Copy every line with the string "赤壁之战" in it.
***
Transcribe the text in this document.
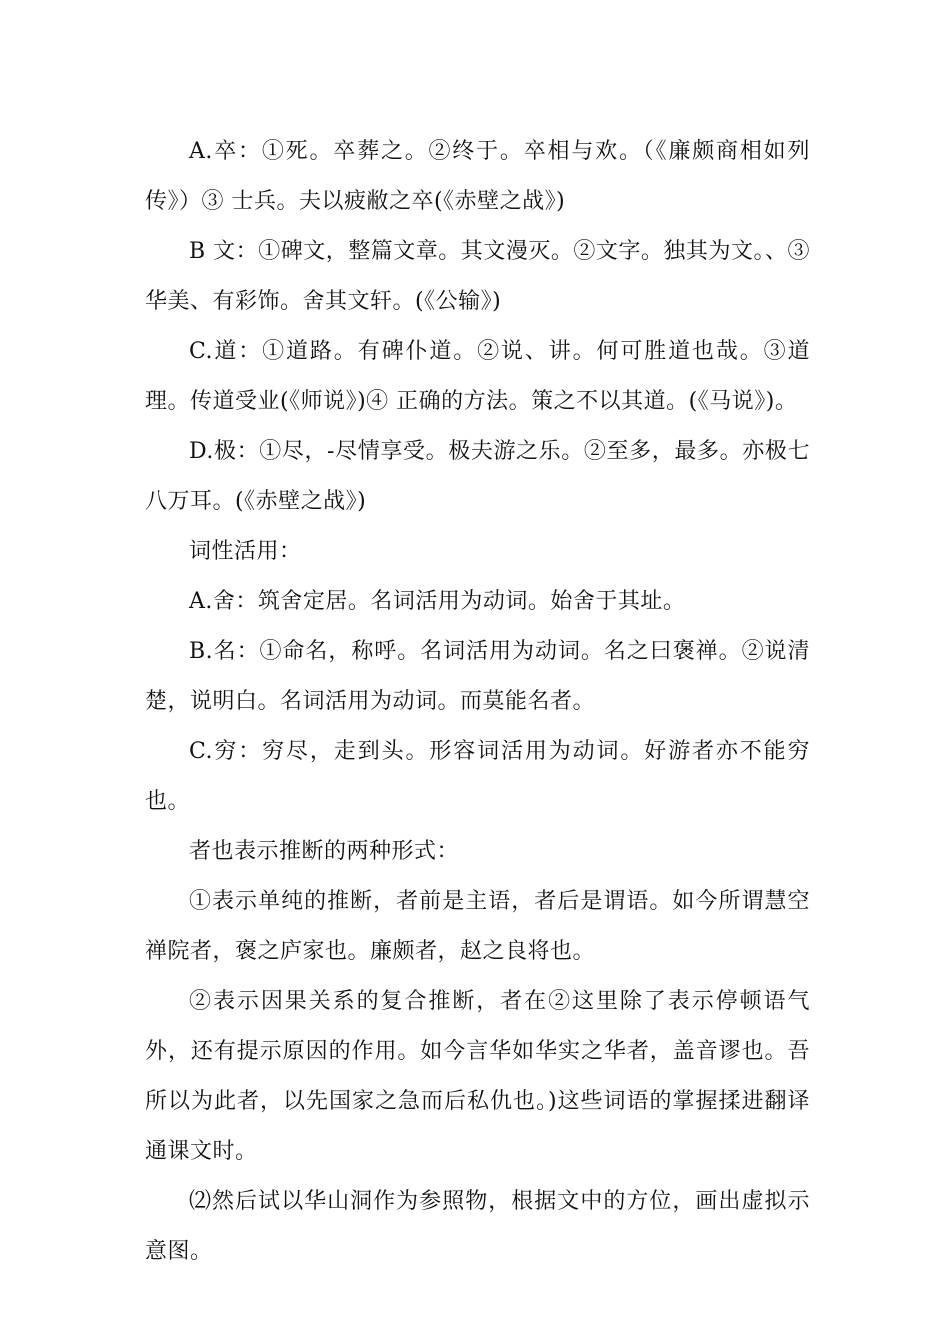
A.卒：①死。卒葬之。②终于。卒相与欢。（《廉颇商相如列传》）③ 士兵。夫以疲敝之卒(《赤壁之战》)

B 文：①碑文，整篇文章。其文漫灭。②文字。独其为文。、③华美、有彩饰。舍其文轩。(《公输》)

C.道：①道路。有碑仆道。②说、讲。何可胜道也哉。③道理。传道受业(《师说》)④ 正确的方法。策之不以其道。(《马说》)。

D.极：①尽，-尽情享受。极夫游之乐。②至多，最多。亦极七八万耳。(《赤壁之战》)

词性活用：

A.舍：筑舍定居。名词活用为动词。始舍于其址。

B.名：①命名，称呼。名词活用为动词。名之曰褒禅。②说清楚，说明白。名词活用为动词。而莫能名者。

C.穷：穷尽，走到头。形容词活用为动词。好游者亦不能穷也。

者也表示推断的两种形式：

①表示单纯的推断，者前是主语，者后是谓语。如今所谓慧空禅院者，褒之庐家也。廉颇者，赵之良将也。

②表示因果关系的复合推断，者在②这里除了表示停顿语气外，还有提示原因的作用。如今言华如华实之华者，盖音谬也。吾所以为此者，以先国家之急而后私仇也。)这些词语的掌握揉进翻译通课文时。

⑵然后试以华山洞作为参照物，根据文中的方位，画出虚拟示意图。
***
▶ **Solution for this exercise**
A.卒：①死。卒葬之。②终于。卒相与欢。（《廉颇商相如列传》）③ 士兵。夫以疲敝之卒(《赤壁之战》)
D.极：①尽，-尽情享受。极夫游之乐。②至多，最多。亦极七八万耳。(《赤壁之战》)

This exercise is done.